---------- Supplied data

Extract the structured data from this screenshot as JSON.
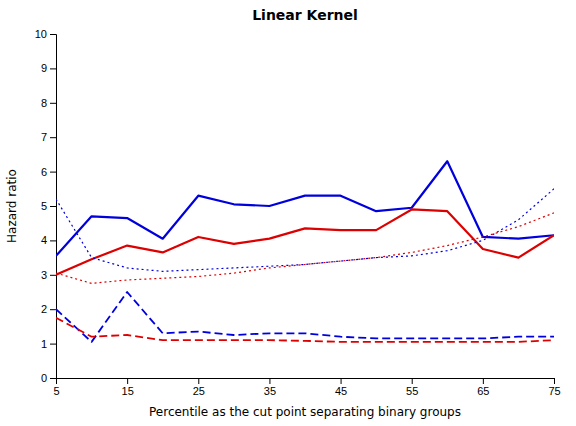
{
  "chart_data": {
    "type": "line",
    "title": "Linear Kernel",
    "xlabel": "Percentile as the cut point separating binary groups",
    "ylabel": "Hazard ratio",
    "xlim": [
      5,
      75
    ],
    "ylim": [
      0,
      10
    ],
    "xticks": [
      5,
      15,
      25,
      35,
      45,
      55,
      65,
      75
    ],
    "yticks": [
      0,
      1,
      2,
      3,
      4,
      5,
      6,
      7,
      8,
      9,
      10
    ],
    "grid": false,
    "x": [
      5,
      10,
      15,
      20,
      25,
      30,
      35,
      40,
      45,
      50,
      55,
      60,
      65,
      70,
      75
    ],
    "series": [
      {
        "color": "#0000dd",
        "line_style": "solid",
        "values": [
          3.55,
          4.7,
          4.65,
          4.05,
          5.3,
          5.05,
          5.0,
          5.3,
          5.3,
          4.85,
          4.95,
          6.3,
          4.1,
          4.05,
          4.15
        ]
      },
      {
        "color": "#dd0000",
        "line_style": "solid",
        "values": [
          3.0,
          3.45,
          3.85,
          3.65,
          4.1,
          3.9,
          4.05,
          4.35,
          4.3,
          4.3,
          4.9,
          4.85,
          3.75,
          3.5,
          4.15
        ]
      },
      {
        "color": "#0000dd",
        "line_style": "dotted",
        "values": [
          5.2,
          3.5,
          3.2,
          3.1,
          3.15,
          3.2,
          3.25,
          3.3,
          3.4,
          3.5,
          3.55,
          3.7,
          4.0,
          4.6,
          5.5
        ]
      },
      {
        "color": "#dd0000",
        "line_style": "dotted",
        "values": [
          3.05,
          2.75,
          2.85,
          2.9,
          2.95,
          3.05,
          3.2,
          3.3,
          3.4,
          3.5,
          3.65,
          3.85,
          4.1,
          4.4,
          4.8
        ]
      },
      {
        "color": "#0000dd",
        "line_style": "dashed",
        "values": [
          2.0,
          1.05,
          2.5,
          1.3,
          1.35,
          1.25,
          1.3,
          1.3,
          1.2,
          1.15,
          1.15,
          1.15,
          1.15,
          1.2,
          1.2
        ]
      },
      {
        "color": "#dd0000",
        "line_style": "dashed",
        "values": [
          1.75,
          1.2,
          1.25,
          1.1,
          1.1,
          1.1,
          1.1,
          1.08,
          1.05,
          1.05,
          1.05,
          1.05,
          1.05,
          1.05,
          1.1
        ]
      }
    ]
  }
}
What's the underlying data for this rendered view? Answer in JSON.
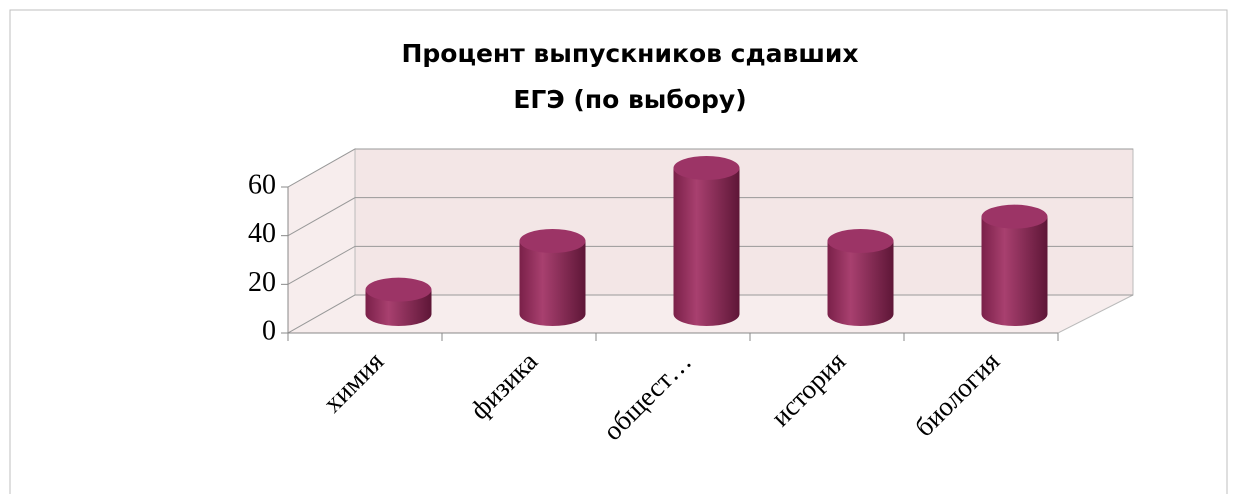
{
  "chart_data": {
    "type": "bar3d",
    "title": [
      "Процент выпускников сдавших",
      "ЕГЭ (по выбору)"
    ],
    "categories": [
      "химия",
      "физика",
      "общест…",
      "история",
      "биология"
    ],
    "values": [
      10,
      30,
      60,
      30,
      40
    ],
    "color": "#8e2a5a",
    "ylim": [
      0,
      60
    ],
    "yticks": [
      0,
      20,
      40,
      60
    ],
    "grid": true
  }
}
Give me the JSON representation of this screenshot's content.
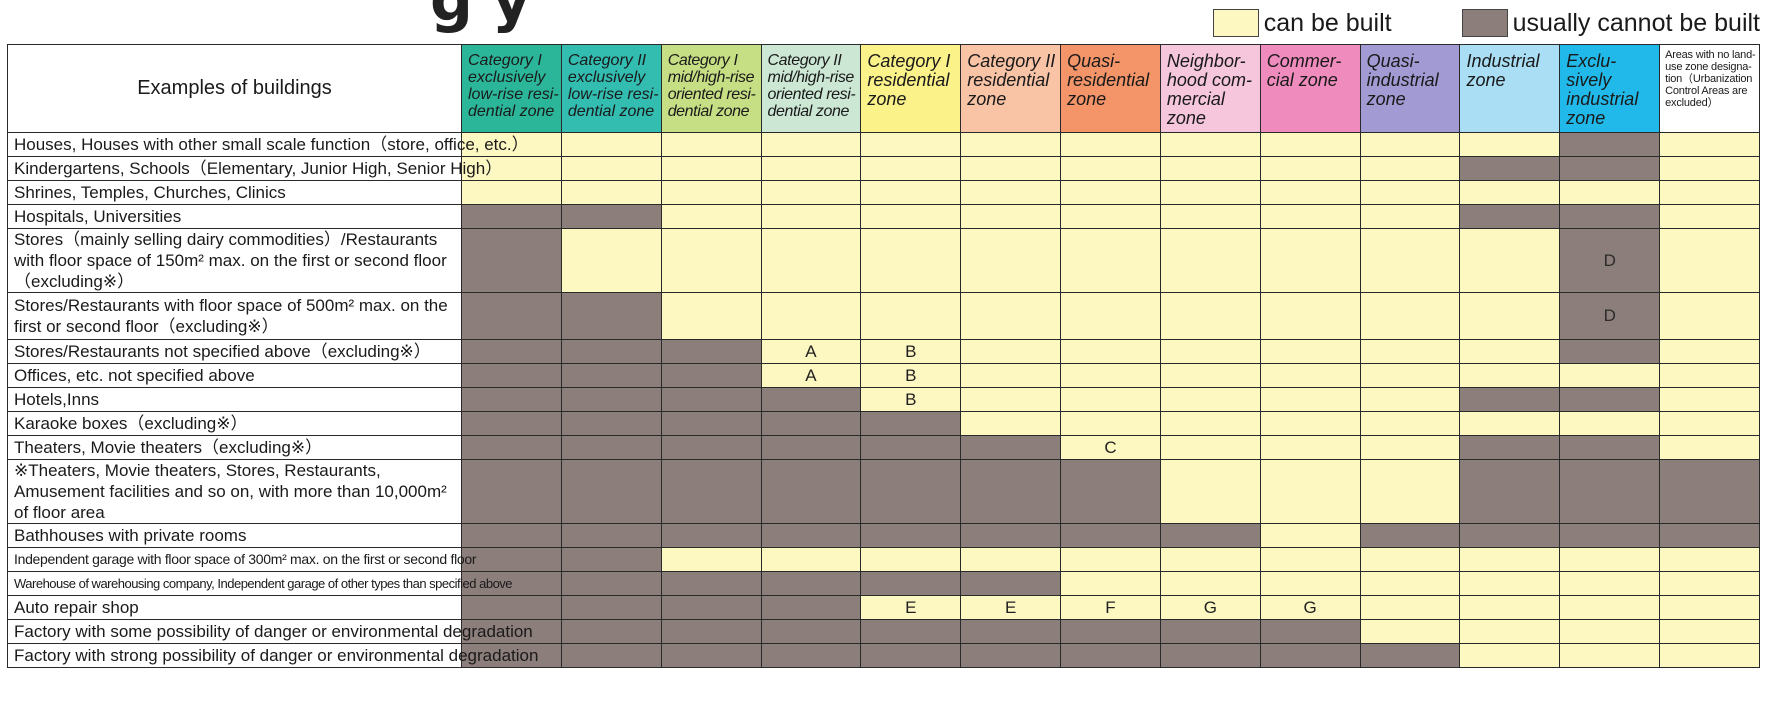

--------------------

**Do this**.
Restate the records above in full, word for word. Keep pictures out.

**Solution to the problem**.
Extract the structured data from this screenshot as JSON.
{
  "chart_data": {
    "type": "line",
    "title": "Linear Kernel",
    "xlabel": "Percentile as the cut point separating binary groups",
    "ylabel": "Hazard ratio",
    "xlim": [
      5,
      75
    ],
    "ylim": [
      0,
      10
    ],
    "xticks": [
      5,
      15,
      25,
      35,
      45,
      55,
      65,
      75
    ],
    "yticks": [
      0,
      1,
      2,
      3,
      4,
      5,
      6,
      7,
      8,
      9,
      10
    ],
    "grid": false,
    "x": [
      5,
      10,
      15,
      20,
      25,
      30,
      35,
      40,
      45,
      50,
      55,
      60,
      65,
      70,
      75
    ],
    "series": [
      {
        "color": "#0000dd",
        "line_style": "solid",
        "values": [
          3.55,
          4.7,
          4.65,
          4.05,
          5.3,
          5.05,
          5.0,
          5.3,
          5.3,
          4.85,
          4.95,
          6.3,
          4.1,
          4.05,
          4.15
        ]
      },
      {
        "color": "#dd0000",
        "line_style": "solid",
        "values": [
          3.0,
          3.45,
          3.85,
          3.65,
          4.1,
          3.9,
          4.05,
          4.35,
          4.3,
          4.3,
          4.9,
          4.85,
          3.75,
          3.5,
          4.15
        ]
      },
      {
        "color": "#0000dd",
        "line_style": "dotted",
        "values": [
          5.2,
          3.5,
          3.2,
          3.1,
          3.15,
          3.2,
          3.25,
          3.3,
          3.4,
          3.5,
          3.55,
          3.7,
          4.0,
          4.6,
          5.5
        ]
      },
      {
        "color": "#dd0000",
        "line_style": "dotted",
        "values": [
          3.05,
          2.75,
          2.85,
          2.9,
          2.95,
          3.05,
          3.2,
          3.3,
          3.4,
          3.5,
          3.65,
          3.85,
          4.1,
          4.4,
          4.8
        ]
      },
      {
        "color": "#0000dd",
        "line_style": "dashed",
        "values": [
          2.0,
          1.05,
          2.5,
          1.3,
          1.35,
          1.25,
          1.3,
          1.3,
          1.2,
          1.15,
          1.15,
          1.15,
          1.15,
          1.2,
          1.2
        ]
      },
      {
        "color": "#dd0000",
        "line_style": "dashed",
        "values": [
          1.75,
          1.2,
          1.25,
          1.1,
          1.1,
          1.1,
          1.1,
          1.08,
          1.05,
          1.05,
          1.05,
          1.05,
          1.05,
          1.05,
          1.1
        ]
      }
    ]
  }
}
What's the underlying data for this rendered view? Answer in JSON.
{
  "chart_data": {
    "type": "bar3d",
    "title": [
      "Процент выпускников сдавших",
      "ЕГЭ (по выбору)"
    ],
    "categories": [
      "химия",
      "физика",
      "общест…",
      "история",
      "биология"
    ],
    "values": [
      10,
      30,
      60,
      30,
      40
    ],
    "color": "#8e2a5a",
    "ylim": [
      0,
      60
    ],
    "yticks": [
      0,
      20,
      40,
      60
    ],
    "grid": true
  }
}
Give me the JSON representation of this screenshot's content.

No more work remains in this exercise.